Your task: Pick out the lines below with "image" and list them.

=== Record list ===

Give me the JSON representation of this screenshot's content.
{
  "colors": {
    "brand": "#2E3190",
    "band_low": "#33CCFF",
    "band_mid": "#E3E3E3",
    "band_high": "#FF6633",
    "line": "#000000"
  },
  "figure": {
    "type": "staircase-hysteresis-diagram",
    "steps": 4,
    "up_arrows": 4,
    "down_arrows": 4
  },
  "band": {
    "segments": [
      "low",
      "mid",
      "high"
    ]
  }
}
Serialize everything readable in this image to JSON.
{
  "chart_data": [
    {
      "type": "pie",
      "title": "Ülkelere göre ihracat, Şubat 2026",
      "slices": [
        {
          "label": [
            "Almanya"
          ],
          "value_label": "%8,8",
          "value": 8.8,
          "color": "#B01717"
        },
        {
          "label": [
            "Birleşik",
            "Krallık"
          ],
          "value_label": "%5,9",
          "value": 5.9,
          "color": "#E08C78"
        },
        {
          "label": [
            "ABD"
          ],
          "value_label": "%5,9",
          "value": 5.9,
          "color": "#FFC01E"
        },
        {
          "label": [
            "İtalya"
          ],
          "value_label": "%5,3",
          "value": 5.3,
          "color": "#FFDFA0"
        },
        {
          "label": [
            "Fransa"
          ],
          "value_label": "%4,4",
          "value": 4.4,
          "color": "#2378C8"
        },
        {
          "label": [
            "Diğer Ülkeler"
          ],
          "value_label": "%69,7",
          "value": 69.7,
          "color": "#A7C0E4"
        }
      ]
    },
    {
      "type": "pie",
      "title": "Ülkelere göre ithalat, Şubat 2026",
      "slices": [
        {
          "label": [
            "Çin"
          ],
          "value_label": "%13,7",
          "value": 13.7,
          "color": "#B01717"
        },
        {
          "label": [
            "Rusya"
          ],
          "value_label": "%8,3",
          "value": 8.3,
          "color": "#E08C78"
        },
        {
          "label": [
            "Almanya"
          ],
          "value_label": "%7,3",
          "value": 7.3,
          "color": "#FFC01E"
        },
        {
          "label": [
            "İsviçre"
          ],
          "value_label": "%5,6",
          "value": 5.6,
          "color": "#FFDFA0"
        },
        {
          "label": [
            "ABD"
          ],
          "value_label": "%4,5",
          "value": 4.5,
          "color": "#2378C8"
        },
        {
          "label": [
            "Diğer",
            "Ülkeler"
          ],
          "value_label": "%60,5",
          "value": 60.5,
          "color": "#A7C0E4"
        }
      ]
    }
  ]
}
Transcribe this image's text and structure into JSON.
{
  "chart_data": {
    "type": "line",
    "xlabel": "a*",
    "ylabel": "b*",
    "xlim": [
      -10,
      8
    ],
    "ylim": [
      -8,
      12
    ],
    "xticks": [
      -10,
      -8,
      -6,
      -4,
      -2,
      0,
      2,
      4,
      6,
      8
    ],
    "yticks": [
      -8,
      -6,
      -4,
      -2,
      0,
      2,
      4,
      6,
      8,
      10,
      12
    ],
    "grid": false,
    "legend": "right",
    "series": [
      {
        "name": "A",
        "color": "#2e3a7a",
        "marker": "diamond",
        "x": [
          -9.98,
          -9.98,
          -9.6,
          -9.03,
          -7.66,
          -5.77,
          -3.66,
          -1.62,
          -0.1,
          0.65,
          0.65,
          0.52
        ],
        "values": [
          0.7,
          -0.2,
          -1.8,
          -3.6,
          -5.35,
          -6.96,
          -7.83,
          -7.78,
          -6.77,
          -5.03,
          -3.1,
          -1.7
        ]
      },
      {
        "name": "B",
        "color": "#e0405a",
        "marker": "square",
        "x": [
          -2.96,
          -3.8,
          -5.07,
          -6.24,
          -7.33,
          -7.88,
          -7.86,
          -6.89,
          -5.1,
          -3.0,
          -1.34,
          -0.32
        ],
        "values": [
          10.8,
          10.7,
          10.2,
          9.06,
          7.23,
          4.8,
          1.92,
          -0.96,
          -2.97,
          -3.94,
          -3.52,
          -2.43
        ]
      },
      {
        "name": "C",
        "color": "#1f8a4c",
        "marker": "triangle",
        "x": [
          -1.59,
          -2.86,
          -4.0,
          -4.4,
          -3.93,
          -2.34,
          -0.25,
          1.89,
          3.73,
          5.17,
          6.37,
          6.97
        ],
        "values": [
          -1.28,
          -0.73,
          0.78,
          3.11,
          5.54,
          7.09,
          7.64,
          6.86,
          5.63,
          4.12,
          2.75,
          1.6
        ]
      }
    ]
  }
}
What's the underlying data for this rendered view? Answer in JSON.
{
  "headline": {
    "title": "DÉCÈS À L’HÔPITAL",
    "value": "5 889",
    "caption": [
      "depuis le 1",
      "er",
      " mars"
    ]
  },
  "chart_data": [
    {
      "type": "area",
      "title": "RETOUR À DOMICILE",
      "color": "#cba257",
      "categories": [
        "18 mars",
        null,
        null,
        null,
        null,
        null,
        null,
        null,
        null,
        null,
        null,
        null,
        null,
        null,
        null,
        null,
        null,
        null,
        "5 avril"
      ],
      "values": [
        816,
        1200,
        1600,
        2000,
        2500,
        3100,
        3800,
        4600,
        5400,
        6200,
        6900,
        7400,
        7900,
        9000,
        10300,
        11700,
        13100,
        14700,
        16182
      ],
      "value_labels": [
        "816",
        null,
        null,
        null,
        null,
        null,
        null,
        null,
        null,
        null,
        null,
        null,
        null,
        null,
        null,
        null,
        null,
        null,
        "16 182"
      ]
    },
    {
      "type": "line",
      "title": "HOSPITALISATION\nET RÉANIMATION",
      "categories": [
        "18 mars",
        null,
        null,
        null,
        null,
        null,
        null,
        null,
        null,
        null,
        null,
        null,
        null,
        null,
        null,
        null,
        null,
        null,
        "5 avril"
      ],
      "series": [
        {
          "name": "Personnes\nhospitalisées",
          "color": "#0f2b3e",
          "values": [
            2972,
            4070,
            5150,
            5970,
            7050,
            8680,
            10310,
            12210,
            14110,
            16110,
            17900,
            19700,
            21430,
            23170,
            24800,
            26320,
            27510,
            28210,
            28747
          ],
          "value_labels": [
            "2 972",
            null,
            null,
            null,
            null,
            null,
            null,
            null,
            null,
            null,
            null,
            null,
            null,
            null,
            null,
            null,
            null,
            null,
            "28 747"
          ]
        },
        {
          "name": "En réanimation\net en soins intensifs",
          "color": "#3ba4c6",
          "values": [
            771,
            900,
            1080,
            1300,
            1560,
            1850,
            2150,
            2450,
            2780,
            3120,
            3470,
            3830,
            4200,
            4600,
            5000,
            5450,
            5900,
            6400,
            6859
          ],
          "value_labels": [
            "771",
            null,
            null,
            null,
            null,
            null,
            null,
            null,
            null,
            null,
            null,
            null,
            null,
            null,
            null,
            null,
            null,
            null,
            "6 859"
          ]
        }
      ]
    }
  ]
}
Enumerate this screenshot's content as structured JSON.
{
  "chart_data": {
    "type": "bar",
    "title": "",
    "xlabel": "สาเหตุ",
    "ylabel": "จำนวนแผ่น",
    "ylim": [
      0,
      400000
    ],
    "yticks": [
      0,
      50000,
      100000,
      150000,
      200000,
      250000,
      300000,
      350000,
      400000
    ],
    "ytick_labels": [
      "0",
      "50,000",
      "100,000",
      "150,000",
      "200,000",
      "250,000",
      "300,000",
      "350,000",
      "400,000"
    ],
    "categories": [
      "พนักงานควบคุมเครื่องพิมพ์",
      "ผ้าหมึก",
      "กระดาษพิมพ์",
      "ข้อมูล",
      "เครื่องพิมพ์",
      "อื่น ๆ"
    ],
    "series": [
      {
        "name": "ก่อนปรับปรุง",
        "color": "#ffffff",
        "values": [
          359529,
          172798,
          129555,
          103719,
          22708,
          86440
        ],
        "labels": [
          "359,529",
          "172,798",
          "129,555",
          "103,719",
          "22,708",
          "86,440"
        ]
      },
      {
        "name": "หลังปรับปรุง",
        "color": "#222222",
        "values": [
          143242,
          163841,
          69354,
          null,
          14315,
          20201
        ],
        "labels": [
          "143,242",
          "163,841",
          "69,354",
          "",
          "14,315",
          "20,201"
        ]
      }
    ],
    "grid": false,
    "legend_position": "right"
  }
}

===

Full response:
Serialize everything readable in this image to JSON.
Transcribe this image's text and structure into JSON.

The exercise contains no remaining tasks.